Exercise aim: Assemble all lines in which the string "series" appears.

Data listing:
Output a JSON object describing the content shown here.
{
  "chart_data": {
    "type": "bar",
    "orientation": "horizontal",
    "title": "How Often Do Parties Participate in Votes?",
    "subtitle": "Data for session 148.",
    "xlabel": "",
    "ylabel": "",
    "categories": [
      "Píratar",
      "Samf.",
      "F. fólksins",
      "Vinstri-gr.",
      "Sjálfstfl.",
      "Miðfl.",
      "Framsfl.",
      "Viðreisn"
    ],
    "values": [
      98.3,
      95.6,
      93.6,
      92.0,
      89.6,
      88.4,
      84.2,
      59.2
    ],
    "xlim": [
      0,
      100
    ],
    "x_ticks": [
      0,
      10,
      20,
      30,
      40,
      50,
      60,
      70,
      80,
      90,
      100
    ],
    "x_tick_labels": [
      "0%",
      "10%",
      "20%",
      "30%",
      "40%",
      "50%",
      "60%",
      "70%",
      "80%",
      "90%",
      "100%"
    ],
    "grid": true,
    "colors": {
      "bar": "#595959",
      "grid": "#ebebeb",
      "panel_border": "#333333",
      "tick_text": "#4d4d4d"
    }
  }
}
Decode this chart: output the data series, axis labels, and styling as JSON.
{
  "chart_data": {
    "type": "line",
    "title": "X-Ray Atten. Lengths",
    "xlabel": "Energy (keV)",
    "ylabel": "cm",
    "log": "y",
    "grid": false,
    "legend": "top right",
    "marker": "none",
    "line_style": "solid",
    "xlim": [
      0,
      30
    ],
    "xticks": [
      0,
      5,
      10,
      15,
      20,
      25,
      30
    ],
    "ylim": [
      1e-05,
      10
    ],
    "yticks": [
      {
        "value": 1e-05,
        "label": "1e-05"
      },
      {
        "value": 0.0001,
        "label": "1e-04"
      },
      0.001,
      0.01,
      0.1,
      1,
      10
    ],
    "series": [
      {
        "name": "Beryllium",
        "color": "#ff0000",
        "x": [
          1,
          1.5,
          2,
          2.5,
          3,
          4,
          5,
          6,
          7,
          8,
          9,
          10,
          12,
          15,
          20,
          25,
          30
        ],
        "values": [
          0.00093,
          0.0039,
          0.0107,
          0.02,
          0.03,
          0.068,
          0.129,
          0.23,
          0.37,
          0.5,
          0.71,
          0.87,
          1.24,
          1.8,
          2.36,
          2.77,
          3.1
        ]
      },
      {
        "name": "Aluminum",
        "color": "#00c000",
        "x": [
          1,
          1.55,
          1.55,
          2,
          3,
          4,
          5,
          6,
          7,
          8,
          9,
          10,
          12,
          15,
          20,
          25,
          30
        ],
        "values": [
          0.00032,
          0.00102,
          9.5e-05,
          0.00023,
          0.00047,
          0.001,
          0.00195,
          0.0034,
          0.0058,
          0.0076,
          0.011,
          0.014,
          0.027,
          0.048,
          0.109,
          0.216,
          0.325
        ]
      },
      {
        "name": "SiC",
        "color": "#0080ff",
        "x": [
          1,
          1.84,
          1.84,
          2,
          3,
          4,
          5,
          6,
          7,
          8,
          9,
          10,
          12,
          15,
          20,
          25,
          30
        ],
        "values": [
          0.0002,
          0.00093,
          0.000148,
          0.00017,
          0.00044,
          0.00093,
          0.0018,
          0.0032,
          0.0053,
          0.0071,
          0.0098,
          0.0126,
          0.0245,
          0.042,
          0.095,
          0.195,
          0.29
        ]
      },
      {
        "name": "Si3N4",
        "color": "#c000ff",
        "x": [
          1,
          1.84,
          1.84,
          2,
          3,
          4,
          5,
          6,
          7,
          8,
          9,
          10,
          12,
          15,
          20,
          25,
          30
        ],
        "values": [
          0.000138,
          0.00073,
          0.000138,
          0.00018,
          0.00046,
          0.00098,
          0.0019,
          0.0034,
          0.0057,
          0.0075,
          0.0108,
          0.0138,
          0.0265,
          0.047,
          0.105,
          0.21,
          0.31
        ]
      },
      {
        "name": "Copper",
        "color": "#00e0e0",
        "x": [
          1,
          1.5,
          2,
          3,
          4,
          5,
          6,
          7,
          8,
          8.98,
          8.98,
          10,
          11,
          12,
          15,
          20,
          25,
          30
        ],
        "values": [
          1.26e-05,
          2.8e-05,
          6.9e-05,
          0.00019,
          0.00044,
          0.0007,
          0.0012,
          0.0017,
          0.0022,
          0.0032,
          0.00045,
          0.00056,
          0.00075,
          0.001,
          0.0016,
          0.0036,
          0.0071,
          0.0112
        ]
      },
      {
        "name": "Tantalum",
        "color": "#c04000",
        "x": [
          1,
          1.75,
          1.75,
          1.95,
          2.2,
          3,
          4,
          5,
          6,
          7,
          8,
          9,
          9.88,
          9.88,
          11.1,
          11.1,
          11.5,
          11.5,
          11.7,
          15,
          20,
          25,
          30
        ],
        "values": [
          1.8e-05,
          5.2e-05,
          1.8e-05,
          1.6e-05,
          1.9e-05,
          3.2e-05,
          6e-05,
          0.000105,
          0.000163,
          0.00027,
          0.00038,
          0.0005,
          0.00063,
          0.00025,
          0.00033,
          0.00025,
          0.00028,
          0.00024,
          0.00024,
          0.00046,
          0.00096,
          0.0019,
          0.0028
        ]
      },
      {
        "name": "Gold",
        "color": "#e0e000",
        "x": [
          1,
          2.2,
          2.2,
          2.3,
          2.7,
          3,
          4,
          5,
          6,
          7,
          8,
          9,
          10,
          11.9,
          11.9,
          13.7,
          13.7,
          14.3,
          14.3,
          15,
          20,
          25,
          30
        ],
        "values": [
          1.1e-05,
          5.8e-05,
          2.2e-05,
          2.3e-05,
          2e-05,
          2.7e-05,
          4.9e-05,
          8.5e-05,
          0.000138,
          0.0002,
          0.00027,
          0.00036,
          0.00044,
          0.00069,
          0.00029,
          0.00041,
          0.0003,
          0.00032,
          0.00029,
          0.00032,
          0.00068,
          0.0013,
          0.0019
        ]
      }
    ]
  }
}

Written response:
Decode this chart: output the data series, axis labels, and styling as JSON.
    "series": [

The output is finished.